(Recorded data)
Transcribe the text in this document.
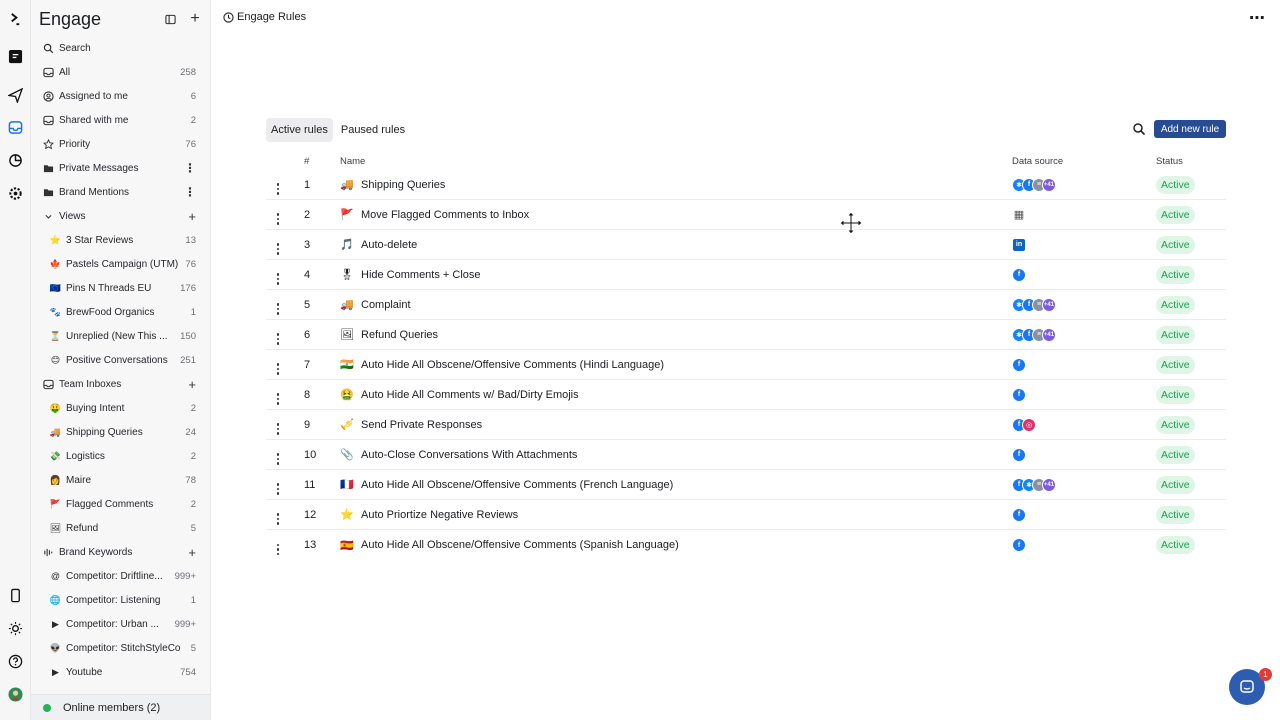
Engage	+
Search
All	258
Assigned to me	6
Shared with me	2
Priority	76
Private Messages	⋮
Brand Mentions	⋮
Views	+
⭐ 3 Star Reviews	13
🍁 Pastels Campaign (UTM) 76
🇪🇺 Pins N Threads EU	176
🐾 BrewFood Organics	1
⏳ Unreplied (New This ...	150
😊 Positive Conversations	251
Team Inboxes	+
🤑 Buying Intent	2
🚚 Shipping Queries	24
💸 Logistics	2
👩 Maire	78
🚩 Flagged Comments	2
🖼 Refund	5
Brand Keywords	+
@ Competitor: Driftline...	999+
🌐 Competitor: Listening	1
▶ Competitor: Urban ...	999+
👽 Competitor: StitchStyleCo	5
▶ Youtube	754
Online members (2)
Engage Rules	⋯
Active rules	Paused rules	Add new rule
#	Name	Data source	Status
1	🚚 Shipping Queries	✱ f ≡ +41	Active
2	🚩 Move Flagged Comments to Inbox	▦	Active
3	🎵 Auto-delete	in	Active
4	🎖 Hide Comments + Close	f	Active
5	🚚 Complaint	✱ f ≡ +41	Active
6	🖼 Refund Queries	✱ f ≡ +41	Active
7	🇮🇳 Auto Hide All Obscene/Offensive Comments (Hindi Language)	f	Active
8	🤮 Auto Hide All Comments w/ Bad/Dirty Emojis	f	Active
9	🎺 Send Private Responses	f ◎	Active
10	📎 Auto-Close Conversations With Attachments	f	Active
11	🇫🇷 Auto Hide All Obscene/Offensive Comments (French Language)	f ✱ ≡ +41	Active
12	⭐ Auto Priortize Negative Reviews	f	Active
13	🇪🇸 Auto Hide All Obscene/Offensive Comments (Spanish Language)	f	Active
1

[What you will do] Leave out the pictures and copy everything else in the records word for word.

[Result for this exercise]
Transcribe the text in this document.
Engage	+
Search
All	258
Assigned to me	6
Shared with me	2
Priority	76
Private Messages	⋮
Brand Mentions	⋮
Views	+
⭐ 3 Star Reviews	13
🍁 Pastels Campaign (UTM) 76
🇪🇺 Pins N Threads EU	176
🐾 BrewFood Organics	1
⏳ Unreplied (New This ...	150
😊 Positive Conversations	251
Team Inboxes	+
🤑 Buying Intent	2
🚚 Shipping Queries	24
💸 Logistics	2
👩 Maire	78
🚩 Flagged Comments	2
🖼 Refund	5
Brand Keywords	+
@ Competitor: Driftline...	999+
🌐 Competitor: Listening	1
▶ Competitor: Urban ...	999+
👽 Competitor: StitchStyleCo	5
▶ Youtube	754
Online members (2)
Engage Rules	⋯
Active rules	Paused rules	Add new rule
#	Name	Data source	Status
1	🚚 Shipping Queries	✱ f ≡ +41	Active
2	🚩 Move Flagged Comments to Inbox	▦	Active
3	🎵 Auto-delete	in	Active
4	🎖 Hide Comments + Close	f	Active
5	🚚 Complaint	✱ f ≡ +41	Active
6	🖼 Refund Queries	✱ f ≡ +41	Active
7	🇮🇳 Auto Hide All Obscene/Offensive Comments (Hindi Language)	f	Active
8	🤮 Auto Hide All Comments w/ Bad/Dirty Emojis	f	Active
9	🎺 Send Private Responses	f ◎	Active
10	📎 Auto-Close Conversations With Attachments	f	Active
11	🇫🇷 Auto Hide All Obscene/Offensive Comments (French Language)	f ✱ ≡ +41	Active
12	⭐ Auto Priortize Negative Reviews	f	Active
13	🇪🇸 Auto Hide All Obscene/Offensive Comments (Spanish Language)	f	Active
1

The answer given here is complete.